++++ Recorded information ++++

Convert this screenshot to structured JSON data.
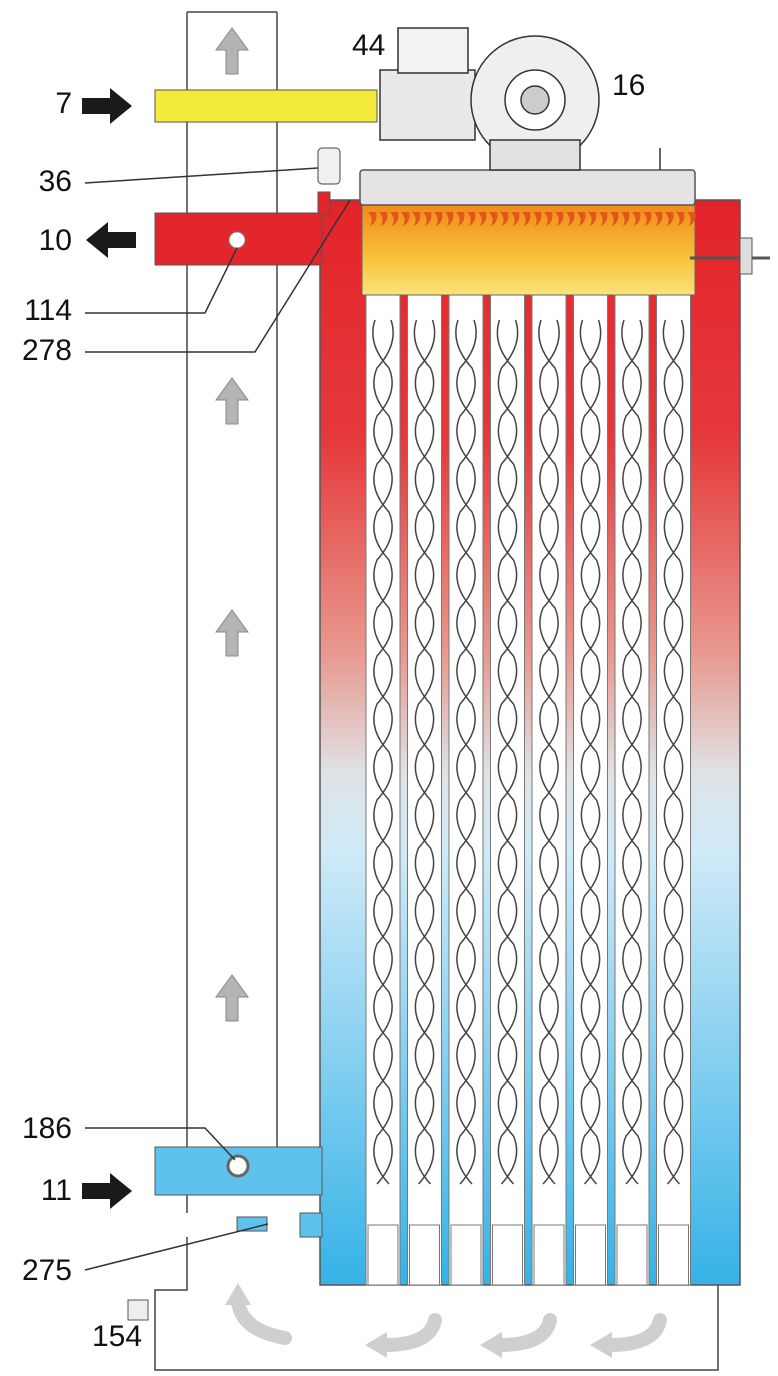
{
  "labels": [
    "7",
    "44",
    "16",
    "36",
    "10",
    "114",
    "278",
    "186",
    "11",
    "275",
    "154"
  ]
}
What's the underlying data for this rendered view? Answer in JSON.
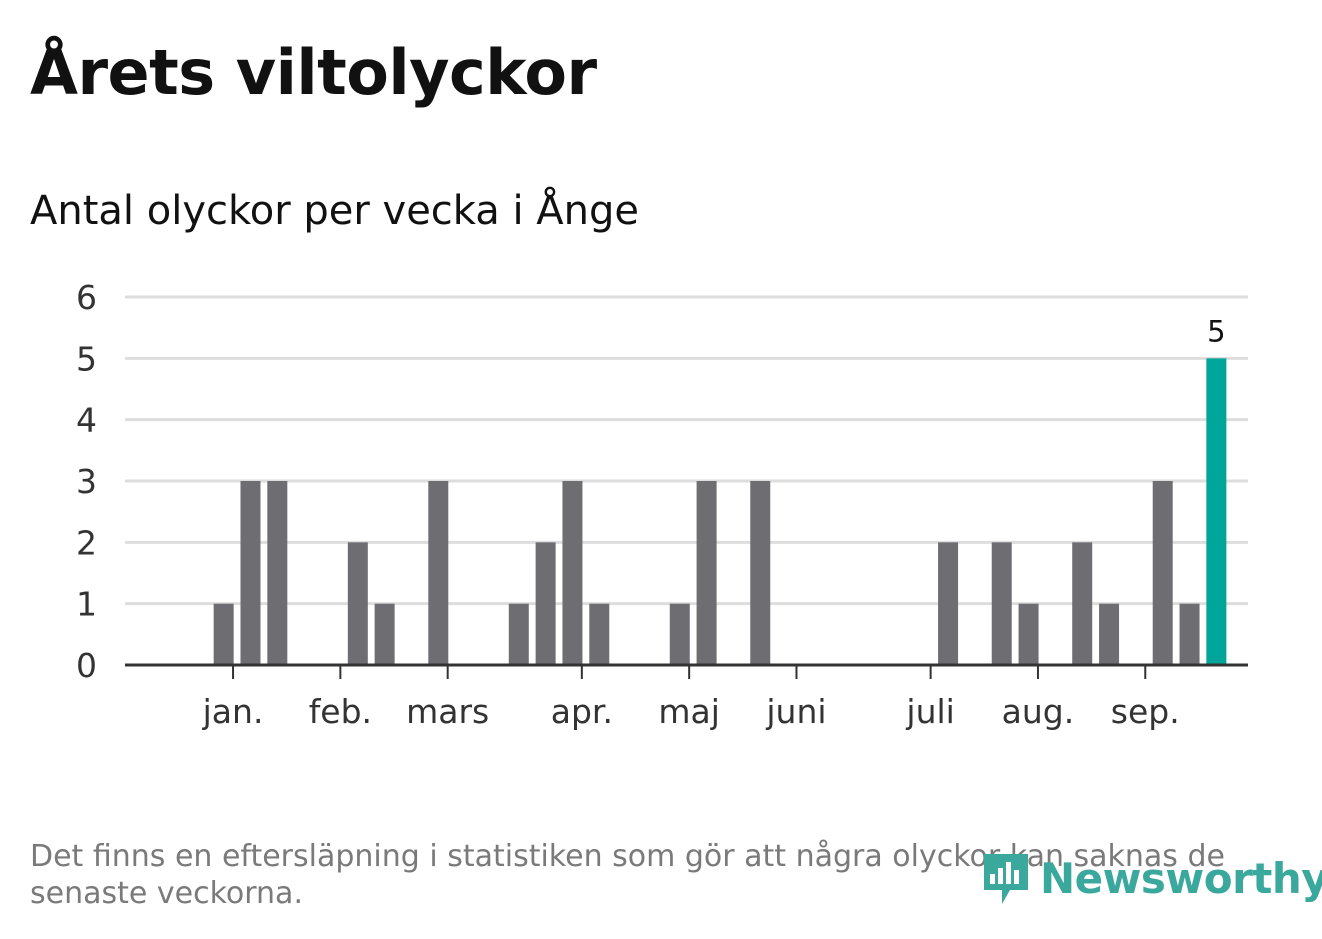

++++

Copy every entry word for word, but omit the pictures.

Convert this screenshot to structured JSON data.
{
  "labels": [
    "7",
    "44",
    "16",
    "36",
    "10",
    "114",
    "278",
    "186",
    "11",
    "275",
    "154"
  ]
}
What's the underlying data for this rendered view? Answer in JSON.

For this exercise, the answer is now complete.